Bussiness
Current, former OpenAI employees warn company not doing enough control dangers of AI
Bobby Allyn:
Yes, OpenAI has publishers by the scruff of their neck.
OpenAI systems were trained on the corpus of the entire Internet, and that includes every large broadcaster and newspaper you can think of. And there, as you mentioned, are two camps emerging now. In the one camp are the publishers who say, you know what, let’s strike licensing deals, let’s try to bring some revenue in, let’s play nice with OpenAI, because we have no choice. This is the future. OpenAI is going ruthlessly towards this direction. Let’s try to make some money here.
And then you have newspapers like The New York Times who are in the other camp and have chose the other direction, which is, no, no, no, OpenAI. You took all of our articles without consent, without payment. Now you’re making lots of money off of the knowledge and reporting and original work that goes into, say, a New York Times article. We don’t want to strike a licensing deal with us. In fact, your systems are based on material that was stolen from us, so you owe us a lot of money and we do not want to play nice.

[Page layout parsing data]
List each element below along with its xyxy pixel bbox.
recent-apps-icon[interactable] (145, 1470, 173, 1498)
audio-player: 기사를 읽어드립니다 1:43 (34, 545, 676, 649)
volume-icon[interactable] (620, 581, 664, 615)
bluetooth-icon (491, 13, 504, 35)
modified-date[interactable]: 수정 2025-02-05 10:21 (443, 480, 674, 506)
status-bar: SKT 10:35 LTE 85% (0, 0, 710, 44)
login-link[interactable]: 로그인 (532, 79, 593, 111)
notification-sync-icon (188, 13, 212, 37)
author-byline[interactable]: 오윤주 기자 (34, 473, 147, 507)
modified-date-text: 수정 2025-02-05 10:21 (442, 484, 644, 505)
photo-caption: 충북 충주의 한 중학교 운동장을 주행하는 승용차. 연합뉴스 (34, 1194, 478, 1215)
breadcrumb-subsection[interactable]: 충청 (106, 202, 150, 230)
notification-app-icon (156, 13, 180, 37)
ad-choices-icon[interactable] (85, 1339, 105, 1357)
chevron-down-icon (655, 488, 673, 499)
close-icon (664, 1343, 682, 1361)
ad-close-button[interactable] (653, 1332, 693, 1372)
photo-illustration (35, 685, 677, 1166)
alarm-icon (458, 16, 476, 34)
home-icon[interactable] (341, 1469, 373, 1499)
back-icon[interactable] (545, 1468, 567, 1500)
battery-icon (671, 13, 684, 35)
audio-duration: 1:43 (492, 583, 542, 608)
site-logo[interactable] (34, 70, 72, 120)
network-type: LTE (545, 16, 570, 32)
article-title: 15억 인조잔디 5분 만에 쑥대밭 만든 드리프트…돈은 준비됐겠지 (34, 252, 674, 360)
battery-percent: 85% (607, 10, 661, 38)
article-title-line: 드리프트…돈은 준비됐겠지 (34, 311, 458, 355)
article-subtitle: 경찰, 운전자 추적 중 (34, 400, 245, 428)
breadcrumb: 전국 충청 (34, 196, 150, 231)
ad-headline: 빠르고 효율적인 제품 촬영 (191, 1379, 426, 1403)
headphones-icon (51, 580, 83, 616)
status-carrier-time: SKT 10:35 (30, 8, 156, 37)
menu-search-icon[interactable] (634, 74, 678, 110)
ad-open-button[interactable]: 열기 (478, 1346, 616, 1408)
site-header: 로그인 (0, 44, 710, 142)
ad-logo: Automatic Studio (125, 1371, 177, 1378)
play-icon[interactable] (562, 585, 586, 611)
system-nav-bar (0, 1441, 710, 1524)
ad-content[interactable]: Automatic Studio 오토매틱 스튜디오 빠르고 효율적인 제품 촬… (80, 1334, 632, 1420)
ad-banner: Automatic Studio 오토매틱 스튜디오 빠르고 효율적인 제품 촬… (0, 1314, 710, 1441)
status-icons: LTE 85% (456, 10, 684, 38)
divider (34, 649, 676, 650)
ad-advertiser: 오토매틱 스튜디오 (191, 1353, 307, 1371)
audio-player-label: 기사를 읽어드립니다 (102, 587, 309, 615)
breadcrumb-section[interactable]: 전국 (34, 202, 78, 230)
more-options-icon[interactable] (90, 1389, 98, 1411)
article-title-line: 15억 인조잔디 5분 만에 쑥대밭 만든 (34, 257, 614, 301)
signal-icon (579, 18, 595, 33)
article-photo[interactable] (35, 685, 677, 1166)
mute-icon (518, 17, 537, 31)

• _Activities_:
- A) What is the Spanish translation of this sentence from the OpenAI excerpt: "OpenAI systems were trained on the corpus of the entire Internet, and that includes every large broadcaster and newspaper you can think of."?
- B) In the OpenAI excerpt, what are all the suggestions beginning with "let's" that are given for the camp of publishers willing to work with OpenAI?

• _Results_:
- A) Los sistemas de OpenAI se entrenaron con el corpus de todo Internet, y eso incluye a todas las grandes emisoras y todos los periódicos que se le puedan ocurrir.

- B)
- let's strike licensing deals
- let's try to bring some revenue in
- let's play nice with OpenAI
- Let's try to make some money here.